INFORMATION GIVEN
+++
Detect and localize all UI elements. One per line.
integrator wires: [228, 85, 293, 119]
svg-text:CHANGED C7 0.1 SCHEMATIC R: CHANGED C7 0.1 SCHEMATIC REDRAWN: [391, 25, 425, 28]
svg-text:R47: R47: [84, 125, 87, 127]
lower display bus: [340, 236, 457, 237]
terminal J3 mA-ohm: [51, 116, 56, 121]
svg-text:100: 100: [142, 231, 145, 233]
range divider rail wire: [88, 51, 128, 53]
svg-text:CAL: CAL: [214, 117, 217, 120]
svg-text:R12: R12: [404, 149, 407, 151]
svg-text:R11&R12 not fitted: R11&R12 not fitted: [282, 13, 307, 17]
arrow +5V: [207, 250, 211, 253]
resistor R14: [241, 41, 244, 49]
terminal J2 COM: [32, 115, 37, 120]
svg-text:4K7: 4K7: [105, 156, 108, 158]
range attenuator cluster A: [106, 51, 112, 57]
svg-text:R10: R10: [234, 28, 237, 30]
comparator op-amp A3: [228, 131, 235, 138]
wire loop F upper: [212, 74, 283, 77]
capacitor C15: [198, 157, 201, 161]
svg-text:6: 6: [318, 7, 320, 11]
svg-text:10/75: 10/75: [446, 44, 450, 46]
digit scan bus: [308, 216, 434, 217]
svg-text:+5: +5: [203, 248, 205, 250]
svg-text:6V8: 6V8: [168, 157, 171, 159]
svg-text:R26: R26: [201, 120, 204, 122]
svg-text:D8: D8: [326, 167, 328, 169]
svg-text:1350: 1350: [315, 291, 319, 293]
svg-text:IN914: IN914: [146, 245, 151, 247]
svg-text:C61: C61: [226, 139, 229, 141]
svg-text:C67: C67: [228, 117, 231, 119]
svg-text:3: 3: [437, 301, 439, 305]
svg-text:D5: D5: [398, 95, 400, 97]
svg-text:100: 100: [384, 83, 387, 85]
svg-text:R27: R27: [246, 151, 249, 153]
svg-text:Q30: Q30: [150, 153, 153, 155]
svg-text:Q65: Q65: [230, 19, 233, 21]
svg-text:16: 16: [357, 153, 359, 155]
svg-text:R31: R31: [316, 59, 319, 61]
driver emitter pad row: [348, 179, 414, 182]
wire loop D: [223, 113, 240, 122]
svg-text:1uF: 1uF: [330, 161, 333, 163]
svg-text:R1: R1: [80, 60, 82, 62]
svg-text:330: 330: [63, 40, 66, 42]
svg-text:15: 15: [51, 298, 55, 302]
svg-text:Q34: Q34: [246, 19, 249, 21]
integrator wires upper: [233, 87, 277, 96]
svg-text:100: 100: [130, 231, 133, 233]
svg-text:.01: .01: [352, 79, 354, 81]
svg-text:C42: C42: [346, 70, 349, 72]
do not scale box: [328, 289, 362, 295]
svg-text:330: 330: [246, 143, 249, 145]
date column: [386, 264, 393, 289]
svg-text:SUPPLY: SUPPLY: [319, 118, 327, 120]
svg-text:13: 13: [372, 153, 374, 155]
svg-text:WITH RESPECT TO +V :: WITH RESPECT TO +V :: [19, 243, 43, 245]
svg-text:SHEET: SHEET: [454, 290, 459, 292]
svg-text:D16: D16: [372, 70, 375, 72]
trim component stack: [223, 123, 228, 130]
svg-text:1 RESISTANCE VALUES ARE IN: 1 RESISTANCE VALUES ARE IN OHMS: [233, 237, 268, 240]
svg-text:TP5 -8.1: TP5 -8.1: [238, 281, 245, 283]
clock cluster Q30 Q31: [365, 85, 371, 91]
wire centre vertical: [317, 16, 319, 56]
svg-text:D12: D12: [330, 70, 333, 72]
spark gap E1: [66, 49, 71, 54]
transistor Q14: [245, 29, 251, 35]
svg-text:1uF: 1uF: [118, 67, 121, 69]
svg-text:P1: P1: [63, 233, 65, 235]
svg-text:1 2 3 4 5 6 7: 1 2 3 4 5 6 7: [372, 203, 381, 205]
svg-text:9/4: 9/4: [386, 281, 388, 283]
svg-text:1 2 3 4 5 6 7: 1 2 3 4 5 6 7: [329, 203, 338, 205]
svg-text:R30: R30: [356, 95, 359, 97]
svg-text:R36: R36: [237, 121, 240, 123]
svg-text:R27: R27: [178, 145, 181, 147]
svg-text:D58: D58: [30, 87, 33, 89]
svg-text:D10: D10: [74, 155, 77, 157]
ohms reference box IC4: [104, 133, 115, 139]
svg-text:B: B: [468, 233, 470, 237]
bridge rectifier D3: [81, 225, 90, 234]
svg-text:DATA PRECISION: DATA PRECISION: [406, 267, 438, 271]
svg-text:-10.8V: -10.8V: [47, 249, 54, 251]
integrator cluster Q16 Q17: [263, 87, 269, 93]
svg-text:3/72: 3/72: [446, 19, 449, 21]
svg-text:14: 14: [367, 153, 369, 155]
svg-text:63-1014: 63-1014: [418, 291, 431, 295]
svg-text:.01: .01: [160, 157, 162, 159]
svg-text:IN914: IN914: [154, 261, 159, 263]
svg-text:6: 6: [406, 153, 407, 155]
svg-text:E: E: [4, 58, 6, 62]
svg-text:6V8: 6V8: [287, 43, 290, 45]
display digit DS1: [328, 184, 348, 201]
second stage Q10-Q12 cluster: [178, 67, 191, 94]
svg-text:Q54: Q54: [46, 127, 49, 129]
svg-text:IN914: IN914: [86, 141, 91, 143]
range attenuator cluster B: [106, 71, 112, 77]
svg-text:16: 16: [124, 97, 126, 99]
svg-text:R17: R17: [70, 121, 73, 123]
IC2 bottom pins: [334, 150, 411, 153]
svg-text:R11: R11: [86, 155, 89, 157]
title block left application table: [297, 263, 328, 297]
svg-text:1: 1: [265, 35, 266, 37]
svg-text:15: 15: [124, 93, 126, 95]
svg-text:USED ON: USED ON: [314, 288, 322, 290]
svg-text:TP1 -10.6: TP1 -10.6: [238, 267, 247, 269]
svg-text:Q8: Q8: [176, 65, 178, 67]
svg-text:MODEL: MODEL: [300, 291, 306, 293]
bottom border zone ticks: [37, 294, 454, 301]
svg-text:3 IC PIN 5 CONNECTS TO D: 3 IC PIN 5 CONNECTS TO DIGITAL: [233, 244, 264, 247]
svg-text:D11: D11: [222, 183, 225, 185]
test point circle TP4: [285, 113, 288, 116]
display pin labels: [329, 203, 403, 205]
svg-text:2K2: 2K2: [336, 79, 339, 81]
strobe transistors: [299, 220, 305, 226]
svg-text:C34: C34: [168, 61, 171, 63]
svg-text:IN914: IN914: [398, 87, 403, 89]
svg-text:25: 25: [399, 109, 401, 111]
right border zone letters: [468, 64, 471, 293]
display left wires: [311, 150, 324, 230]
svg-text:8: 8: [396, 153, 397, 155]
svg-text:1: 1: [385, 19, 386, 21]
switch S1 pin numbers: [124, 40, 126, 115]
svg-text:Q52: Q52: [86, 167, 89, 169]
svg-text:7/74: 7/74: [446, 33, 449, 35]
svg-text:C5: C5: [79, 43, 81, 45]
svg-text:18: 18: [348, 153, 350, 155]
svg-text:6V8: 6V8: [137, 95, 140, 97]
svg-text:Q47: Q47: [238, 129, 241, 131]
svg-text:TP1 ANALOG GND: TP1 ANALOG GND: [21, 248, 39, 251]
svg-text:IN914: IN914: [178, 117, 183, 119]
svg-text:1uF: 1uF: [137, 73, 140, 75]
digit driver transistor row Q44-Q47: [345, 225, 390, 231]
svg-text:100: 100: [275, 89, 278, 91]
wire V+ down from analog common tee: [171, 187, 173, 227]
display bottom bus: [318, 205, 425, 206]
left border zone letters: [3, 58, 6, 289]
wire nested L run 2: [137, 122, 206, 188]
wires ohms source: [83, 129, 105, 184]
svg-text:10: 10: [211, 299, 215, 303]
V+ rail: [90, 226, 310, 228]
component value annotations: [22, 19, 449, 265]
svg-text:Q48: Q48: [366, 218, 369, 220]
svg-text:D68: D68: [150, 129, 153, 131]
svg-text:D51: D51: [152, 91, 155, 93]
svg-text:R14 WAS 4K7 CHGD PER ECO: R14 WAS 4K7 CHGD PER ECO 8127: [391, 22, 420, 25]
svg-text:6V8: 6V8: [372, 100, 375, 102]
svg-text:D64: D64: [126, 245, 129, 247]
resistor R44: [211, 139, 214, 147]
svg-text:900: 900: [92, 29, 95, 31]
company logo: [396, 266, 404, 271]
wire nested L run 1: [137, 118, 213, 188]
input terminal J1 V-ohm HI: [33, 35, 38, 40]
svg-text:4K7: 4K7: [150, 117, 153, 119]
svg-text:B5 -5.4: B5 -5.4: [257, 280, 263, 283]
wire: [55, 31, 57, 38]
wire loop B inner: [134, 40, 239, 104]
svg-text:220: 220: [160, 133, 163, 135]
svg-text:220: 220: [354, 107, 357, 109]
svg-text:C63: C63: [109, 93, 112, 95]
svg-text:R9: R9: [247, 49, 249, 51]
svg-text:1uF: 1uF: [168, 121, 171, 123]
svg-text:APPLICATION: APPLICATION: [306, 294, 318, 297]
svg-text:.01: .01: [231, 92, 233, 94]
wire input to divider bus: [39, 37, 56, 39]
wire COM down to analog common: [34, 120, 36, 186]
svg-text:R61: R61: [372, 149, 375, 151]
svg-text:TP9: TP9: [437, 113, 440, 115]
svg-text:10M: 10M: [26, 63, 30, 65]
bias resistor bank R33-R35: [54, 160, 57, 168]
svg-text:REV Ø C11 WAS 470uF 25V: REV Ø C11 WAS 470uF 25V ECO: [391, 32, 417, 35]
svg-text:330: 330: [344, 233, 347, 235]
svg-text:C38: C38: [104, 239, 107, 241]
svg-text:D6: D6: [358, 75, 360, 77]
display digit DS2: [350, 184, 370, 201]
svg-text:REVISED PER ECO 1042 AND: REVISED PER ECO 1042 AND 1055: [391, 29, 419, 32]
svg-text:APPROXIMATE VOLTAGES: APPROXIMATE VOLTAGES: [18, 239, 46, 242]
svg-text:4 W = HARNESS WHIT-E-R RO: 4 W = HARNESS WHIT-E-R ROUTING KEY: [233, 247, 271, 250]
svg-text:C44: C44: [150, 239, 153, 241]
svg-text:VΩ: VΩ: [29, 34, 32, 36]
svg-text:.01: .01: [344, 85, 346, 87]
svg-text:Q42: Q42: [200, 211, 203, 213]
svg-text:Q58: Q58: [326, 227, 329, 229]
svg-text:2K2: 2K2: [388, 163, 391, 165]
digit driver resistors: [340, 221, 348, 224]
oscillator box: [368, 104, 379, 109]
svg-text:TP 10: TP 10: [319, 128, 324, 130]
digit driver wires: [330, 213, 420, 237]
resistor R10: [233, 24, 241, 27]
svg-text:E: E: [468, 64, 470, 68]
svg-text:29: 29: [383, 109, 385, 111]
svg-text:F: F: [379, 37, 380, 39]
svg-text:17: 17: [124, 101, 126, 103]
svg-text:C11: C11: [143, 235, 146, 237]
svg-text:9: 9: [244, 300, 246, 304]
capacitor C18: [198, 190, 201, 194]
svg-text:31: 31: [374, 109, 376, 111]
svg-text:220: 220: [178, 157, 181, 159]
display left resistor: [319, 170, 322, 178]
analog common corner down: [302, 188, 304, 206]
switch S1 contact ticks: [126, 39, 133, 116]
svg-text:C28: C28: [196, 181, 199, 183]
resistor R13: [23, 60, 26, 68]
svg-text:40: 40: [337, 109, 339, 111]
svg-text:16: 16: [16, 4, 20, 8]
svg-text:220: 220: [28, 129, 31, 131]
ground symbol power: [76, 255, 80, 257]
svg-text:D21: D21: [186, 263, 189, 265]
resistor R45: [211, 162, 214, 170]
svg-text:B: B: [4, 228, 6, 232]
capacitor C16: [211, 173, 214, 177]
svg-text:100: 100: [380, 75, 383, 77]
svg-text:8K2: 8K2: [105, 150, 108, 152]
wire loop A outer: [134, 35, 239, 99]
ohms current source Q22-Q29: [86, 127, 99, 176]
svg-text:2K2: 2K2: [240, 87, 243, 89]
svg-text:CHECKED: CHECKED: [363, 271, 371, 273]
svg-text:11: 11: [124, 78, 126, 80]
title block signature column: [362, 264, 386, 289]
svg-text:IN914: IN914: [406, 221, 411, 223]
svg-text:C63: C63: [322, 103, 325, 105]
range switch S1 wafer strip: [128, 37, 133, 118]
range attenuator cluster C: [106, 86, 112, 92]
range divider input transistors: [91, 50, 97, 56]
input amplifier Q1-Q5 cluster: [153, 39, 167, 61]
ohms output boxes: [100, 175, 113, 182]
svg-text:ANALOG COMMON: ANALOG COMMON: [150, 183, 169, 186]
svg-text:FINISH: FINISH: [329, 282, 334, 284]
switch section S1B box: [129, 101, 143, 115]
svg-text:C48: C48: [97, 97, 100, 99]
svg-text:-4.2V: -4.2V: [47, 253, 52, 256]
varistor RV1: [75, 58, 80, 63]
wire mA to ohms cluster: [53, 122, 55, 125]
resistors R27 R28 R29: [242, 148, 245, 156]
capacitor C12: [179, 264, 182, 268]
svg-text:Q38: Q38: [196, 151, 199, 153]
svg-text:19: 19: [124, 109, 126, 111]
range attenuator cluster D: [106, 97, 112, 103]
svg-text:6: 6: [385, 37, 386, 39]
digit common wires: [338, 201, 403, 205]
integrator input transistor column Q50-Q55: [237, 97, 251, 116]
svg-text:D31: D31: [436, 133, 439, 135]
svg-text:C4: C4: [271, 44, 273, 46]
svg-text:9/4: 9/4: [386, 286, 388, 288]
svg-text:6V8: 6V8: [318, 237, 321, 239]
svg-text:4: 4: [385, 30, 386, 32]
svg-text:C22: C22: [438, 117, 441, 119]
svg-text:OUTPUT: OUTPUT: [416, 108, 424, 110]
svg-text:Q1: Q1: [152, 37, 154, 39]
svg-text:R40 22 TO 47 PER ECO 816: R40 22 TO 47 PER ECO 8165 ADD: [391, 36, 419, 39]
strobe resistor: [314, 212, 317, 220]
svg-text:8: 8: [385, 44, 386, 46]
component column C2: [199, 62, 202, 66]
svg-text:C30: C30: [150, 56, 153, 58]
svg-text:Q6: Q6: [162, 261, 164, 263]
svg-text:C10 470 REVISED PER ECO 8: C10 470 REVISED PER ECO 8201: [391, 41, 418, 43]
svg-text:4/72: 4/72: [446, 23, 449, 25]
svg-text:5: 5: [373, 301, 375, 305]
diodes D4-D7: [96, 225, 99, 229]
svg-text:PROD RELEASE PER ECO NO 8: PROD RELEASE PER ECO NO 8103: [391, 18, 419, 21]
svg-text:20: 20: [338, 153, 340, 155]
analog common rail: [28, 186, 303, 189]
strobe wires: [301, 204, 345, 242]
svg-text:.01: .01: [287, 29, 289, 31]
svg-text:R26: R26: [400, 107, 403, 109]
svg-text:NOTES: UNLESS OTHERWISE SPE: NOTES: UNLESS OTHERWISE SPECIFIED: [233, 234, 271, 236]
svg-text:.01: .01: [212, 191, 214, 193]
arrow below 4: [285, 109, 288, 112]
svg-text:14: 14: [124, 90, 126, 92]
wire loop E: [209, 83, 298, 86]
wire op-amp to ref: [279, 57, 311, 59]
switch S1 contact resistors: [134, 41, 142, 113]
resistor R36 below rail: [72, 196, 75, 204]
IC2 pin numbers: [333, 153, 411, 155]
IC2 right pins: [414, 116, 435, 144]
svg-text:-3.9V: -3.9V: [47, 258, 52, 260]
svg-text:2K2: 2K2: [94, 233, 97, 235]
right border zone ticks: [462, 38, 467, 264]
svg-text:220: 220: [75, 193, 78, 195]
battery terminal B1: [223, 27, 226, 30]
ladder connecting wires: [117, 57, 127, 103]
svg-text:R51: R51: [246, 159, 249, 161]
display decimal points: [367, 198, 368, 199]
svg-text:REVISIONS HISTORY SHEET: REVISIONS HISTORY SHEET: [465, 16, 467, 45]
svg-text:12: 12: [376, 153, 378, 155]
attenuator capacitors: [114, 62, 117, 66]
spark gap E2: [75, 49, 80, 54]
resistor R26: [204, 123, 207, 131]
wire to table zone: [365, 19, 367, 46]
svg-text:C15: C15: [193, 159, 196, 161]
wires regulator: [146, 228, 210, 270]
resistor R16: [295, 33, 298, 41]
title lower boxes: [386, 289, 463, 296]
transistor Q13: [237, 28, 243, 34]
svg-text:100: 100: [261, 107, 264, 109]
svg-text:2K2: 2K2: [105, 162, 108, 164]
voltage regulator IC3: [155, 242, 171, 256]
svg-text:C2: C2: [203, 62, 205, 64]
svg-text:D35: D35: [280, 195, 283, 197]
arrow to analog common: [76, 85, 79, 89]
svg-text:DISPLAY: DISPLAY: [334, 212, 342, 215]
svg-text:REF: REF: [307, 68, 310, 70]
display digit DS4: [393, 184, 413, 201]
+++
AIM
Please edit the rows from the start through the line containing "integrator wires upper: [233, 87, 277, 96]", changing "terminal" to "connector" and leaving everything else as it is. Return only those lines.

ANSWER TO THIS TASK
Detect and localize all UI elements. One per line.
integrator wires: [228, 85, 293, 119]
svg-text:CHANGED C7 0.1 SCHEMATIC R: CHANGED C7 0.1 SCHEMATIC REDRAWN: [391, 25, 425, 28]
svg-text:R47: R47: [84, 125, 87, 127]
lower display bus: [340, 236, 457, 237]
connector J3 mA-ohm: [51, 116, 56, 121]
svg-text:100: 100: [142, 231, 145, 233]
range divider rail wire: [88, 51, 128, 53]
svg-text:CAL: CAL: [214, 117, 217, 120]
svg-text:R12: R12: [404, 149, 407, 151]
svg-text:R11&R12 not fitted: R11&R12 not fitted: [282, 13, 307, 17]
arrow +5V: [207, 250, 211, 253]
resistor R14: [241, 41, 244, 49]
connector J2 COM: [32, 115, 37, 120]
svg-text:4K7: 4K7: [105, 156, 108, 158]
range attenuator cluster A: [106, 51, 112, 57]
svg-text:R10: R10: [234, 28, 237, 30]
comparator op-amp A3: [228, 131, 235, 138]
wire loop F upper: [212, 74, 283, 77]
capacitor C15: [198, 157, 201, 161]
svg-text:6: 6: [318, 7, 320, 11]
svg-text:10/75: 10/75: [446, 44, 450, 46]
digit scan bus: [308, 216, 434, 217]
svg-text:+5: +5: [203, 248, 205, 250]
svg-text:6V8: 6V8: [168, 157, 171, 159]
svg-text:R26: R26: [201, 120, 204, 122]
svg-text:D8: D8: [326, 167, 328, 169]
svg-text:1350: 1350: [315, 291, 319, 293]
svg-text:IN914: IN914: [146, 245, 151, 247]
svg-text:C61: C61: [226, 139, 229, 141]
svg-text:C67: C67: [228, 117, 231, 119]
svg-text:3: 3: [437, 301, 439, 305]
svg-text:D5: D5: [398, 95, 400, 97]
svg-text:100: 100: [384, 83, 387, 85]
svg-text:R27: R27: [246, 151, 249, 153]
svg-text:Q30: Q30: [150, 153, 153, 155]
svg-text:Q65: Q65: [230, 19, 233, 21]
svg-text:16: 16: [357, 153, 359, 155]
svg-text:R31: R31: [316, 59, 319, 61]
driver emitter pad row: [348, 179, 414, 182]
wire loop D: [223, 113, 240, 122]
svg-text:1uF: 1uF: [330, 161, 333, 163]
svg-text:R1: R1: [80, 60, 82, 62]
svg-text:330: 330: [63, 40, 66, 42]
svg-text:15: 15: [51, 298, 55, 302]
svg-text:Q34: Q34: [246, 19, 249, 21]
integrator wires upper: [233, 87, 277, 96]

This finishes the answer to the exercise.